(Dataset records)
--- start ---

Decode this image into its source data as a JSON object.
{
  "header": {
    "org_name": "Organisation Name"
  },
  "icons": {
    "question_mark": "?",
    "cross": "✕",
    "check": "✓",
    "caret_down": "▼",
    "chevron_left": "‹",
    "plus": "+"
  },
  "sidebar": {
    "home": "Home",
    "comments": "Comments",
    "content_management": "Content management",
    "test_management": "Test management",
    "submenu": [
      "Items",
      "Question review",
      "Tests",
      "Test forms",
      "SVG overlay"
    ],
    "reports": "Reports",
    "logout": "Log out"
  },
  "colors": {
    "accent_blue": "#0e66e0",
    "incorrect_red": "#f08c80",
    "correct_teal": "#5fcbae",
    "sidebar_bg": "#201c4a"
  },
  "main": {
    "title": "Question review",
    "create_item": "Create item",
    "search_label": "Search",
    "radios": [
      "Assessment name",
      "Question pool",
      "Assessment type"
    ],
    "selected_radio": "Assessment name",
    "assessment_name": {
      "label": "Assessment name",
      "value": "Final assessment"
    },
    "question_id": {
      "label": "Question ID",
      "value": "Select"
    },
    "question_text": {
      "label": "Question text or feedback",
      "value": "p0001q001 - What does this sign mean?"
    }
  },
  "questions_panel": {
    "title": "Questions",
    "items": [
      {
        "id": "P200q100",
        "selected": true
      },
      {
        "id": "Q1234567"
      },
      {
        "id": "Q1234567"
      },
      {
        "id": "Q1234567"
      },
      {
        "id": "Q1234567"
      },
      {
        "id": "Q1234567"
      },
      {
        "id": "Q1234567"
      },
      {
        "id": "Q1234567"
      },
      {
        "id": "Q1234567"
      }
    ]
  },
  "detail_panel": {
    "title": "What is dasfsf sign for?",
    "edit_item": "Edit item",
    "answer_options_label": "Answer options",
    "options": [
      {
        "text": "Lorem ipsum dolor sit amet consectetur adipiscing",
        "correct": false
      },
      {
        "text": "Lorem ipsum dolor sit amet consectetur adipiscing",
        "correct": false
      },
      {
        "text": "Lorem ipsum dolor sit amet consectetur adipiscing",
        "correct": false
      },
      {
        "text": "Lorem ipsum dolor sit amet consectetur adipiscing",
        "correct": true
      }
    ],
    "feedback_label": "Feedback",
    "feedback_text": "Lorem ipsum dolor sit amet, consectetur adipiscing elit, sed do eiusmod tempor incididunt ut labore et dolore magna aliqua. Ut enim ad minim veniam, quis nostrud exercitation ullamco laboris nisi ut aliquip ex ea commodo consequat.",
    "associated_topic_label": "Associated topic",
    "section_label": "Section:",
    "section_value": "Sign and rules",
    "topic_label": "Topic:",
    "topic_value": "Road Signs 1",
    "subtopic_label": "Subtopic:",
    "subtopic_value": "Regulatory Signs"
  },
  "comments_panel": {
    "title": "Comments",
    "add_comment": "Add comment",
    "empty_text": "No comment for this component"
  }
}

--- end ---

§ **SET EXERCISE**
Give the count of lines holding the word "this", with no other words.

§ **RESULT OF THE TASK**
3